_Problem to work on_
Quote all entries exactly, leaving pictures aside.

_Input material_
- - -

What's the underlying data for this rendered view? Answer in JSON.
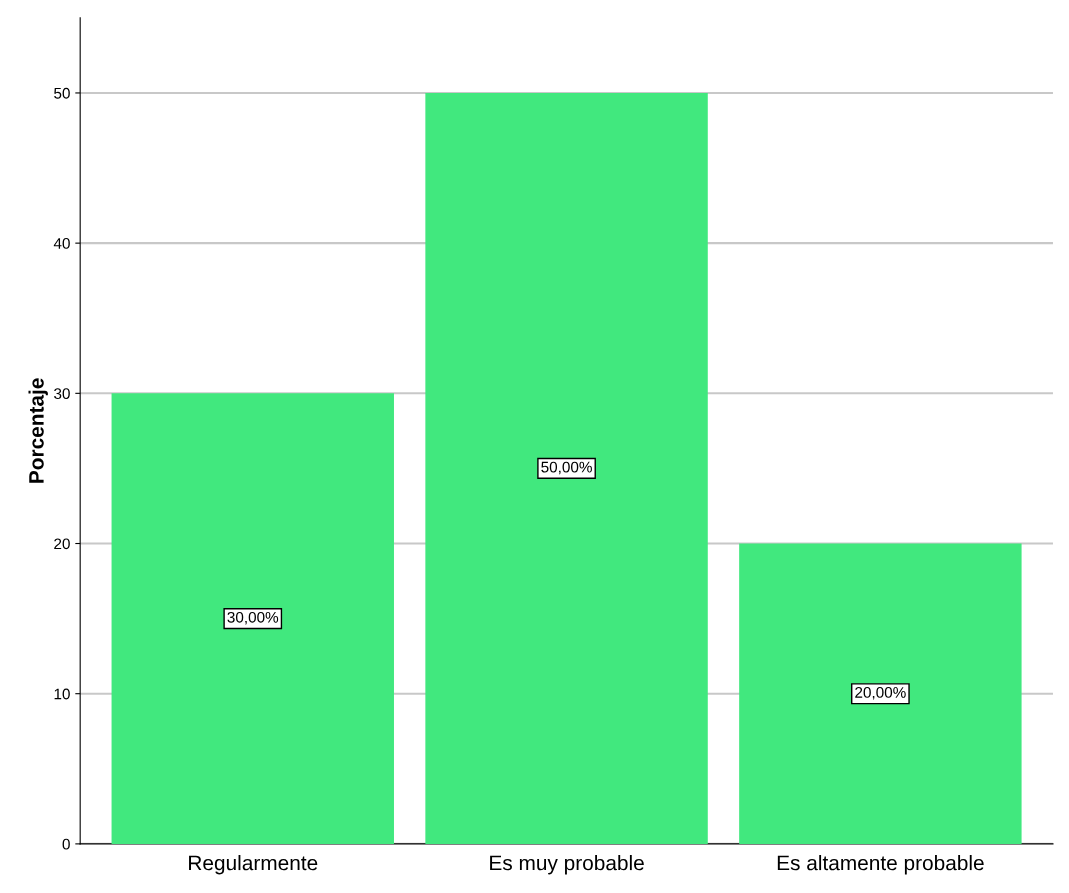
{
  "chart_data": {
    "type": "bar",
    "ylabel": "Porcentaje",
    "categories": [
      "Regularmente",
      "Es muy probable",
      "Es altamente probable"
    ],
    "values": [
      30,
      50,
      20
    ],
    "value_labels": [
      "30,00%",
      "50,00%",
      "20,00%"
    ],
    "color": "#41e87e",
    "ylim": [
      0,
      55
    ],
    "yticks": [
      0,
      10,
      20,
      30,
      40,
      50
    ],
    "grid": "y",
    "legend": false
  }
}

- - -

_Solution to the exercise_
What's the underlying data for this rendered view? Answer in JSON.
{
  "chart_data": {
    "type": "bar",
    "ylabel": "Porcentaje",
    "categories": [
      "Regularmente",
      "Es muy probable",
      "Es altamente probable"
    ],
    "values": [
      30,
      50,
      20
    ],
    "value_labels": [
      "30,00%",
      "50,00%",
      "20,00%"
    ],
    "color": "#41e87e",
    "ylim": [
      0,
      55
    ],
    "yticks": [
      0,
      10,
      20,
      30,
      40,
      50
    ],
    "grid": "y",
    "legend": false
  }
}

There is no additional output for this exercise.